Instructions for the task: Can you copy the lines from the one that contains "What does this" through the end of the material below, exactly and with nothing else?

——

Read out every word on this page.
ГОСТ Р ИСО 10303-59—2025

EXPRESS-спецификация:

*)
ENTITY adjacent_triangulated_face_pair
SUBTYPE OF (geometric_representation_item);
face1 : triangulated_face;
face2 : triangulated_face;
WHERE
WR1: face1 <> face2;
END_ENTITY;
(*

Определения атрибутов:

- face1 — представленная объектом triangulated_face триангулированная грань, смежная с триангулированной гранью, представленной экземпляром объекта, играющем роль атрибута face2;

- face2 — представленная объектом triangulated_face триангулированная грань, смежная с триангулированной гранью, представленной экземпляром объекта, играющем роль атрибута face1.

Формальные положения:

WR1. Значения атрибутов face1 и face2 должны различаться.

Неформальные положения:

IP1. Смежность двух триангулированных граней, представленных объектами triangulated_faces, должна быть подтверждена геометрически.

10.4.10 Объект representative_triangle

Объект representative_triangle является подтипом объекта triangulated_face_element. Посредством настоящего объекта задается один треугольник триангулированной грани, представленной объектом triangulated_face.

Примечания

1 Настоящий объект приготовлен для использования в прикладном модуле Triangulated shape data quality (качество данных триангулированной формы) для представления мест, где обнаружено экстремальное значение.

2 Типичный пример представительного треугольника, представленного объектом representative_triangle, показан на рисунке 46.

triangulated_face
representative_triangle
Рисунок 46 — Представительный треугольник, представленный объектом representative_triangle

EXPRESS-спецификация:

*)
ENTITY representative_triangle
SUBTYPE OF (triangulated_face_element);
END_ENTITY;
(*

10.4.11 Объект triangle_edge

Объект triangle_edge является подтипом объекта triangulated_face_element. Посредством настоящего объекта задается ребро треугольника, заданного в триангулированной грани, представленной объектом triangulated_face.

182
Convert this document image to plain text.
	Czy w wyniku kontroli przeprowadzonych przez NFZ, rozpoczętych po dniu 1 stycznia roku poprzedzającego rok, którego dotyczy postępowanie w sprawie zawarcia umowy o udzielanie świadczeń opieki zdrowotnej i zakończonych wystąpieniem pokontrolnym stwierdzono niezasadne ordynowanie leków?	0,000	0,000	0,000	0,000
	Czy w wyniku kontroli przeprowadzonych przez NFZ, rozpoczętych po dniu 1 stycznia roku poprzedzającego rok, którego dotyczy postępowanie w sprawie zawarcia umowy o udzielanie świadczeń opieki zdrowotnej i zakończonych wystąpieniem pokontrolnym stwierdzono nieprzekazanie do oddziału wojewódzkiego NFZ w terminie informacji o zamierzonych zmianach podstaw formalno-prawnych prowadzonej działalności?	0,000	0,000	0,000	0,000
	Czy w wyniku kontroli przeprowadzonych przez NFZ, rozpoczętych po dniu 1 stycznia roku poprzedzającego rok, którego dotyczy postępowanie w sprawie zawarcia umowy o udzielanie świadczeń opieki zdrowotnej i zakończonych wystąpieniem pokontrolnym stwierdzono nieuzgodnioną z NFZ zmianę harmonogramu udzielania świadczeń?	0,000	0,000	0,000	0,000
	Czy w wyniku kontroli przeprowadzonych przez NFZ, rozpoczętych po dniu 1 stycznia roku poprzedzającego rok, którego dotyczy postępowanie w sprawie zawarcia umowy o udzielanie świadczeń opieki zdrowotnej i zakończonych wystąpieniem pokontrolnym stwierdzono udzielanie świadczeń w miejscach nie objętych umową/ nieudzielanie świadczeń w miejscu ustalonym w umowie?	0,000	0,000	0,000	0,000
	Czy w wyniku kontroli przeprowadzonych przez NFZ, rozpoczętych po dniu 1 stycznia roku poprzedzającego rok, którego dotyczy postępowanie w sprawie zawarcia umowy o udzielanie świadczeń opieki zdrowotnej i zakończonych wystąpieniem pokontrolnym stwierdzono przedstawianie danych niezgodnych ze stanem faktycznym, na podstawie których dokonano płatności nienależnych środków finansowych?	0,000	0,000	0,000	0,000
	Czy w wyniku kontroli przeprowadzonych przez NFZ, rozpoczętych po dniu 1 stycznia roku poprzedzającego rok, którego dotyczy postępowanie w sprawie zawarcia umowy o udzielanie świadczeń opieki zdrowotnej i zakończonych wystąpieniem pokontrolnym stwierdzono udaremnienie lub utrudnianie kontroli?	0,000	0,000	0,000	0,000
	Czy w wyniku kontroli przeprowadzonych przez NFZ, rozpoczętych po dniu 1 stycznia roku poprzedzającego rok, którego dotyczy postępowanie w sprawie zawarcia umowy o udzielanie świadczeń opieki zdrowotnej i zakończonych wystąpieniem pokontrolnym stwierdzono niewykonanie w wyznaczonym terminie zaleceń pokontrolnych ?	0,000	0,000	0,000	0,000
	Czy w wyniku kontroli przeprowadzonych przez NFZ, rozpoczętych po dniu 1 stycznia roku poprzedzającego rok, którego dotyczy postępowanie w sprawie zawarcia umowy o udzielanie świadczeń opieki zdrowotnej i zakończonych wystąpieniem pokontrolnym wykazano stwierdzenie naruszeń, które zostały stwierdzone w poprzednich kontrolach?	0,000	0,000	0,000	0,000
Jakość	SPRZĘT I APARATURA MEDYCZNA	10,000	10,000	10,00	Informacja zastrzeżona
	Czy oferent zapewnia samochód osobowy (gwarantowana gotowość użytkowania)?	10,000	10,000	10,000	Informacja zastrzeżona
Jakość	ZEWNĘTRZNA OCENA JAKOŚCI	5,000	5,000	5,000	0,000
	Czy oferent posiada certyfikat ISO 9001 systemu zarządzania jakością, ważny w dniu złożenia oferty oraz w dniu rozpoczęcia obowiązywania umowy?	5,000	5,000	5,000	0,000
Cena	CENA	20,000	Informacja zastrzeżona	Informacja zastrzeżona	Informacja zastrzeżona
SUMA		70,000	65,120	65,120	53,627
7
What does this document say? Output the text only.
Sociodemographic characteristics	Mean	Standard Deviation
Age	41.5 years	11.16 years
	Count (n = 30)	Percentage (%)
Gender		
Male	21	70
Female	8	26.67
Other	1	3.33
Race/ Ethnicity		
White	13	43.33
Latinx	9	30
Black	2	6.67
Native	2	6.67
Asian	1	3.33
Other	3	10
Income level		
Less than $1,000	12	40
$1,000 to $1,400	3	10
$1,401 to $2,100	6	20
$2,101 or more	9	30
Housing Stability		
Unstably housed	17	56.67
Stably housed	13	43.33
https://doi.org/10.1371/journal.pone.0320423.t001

——

Final answer:
What does this document say? Output the text only.
Sociodemographic characteristics	Mean	Standard Deviation
Age	41.5 years	11.16 years
	Count (n = 30)	Percentage (%)
Gender		
Male	21	70
Female	8	26.67
Other	1	3.33
Race/ Ethnicity		
White	13	43.33
Latinx	9	30
Black	2	6.67
Native	2	6.67
Asian	1	3.33
Other	3	10
Income level		
Less than $1,000	12	40
$1,000 to $1,400	3	10
$1,401 to $2,100	6	20
$2,101 or more	9	30
Housing Stability		
Unstably housed	17	56.67
Stably housed	13	43.33
https://doi.org/10.1371/journal.pone.0320423.t001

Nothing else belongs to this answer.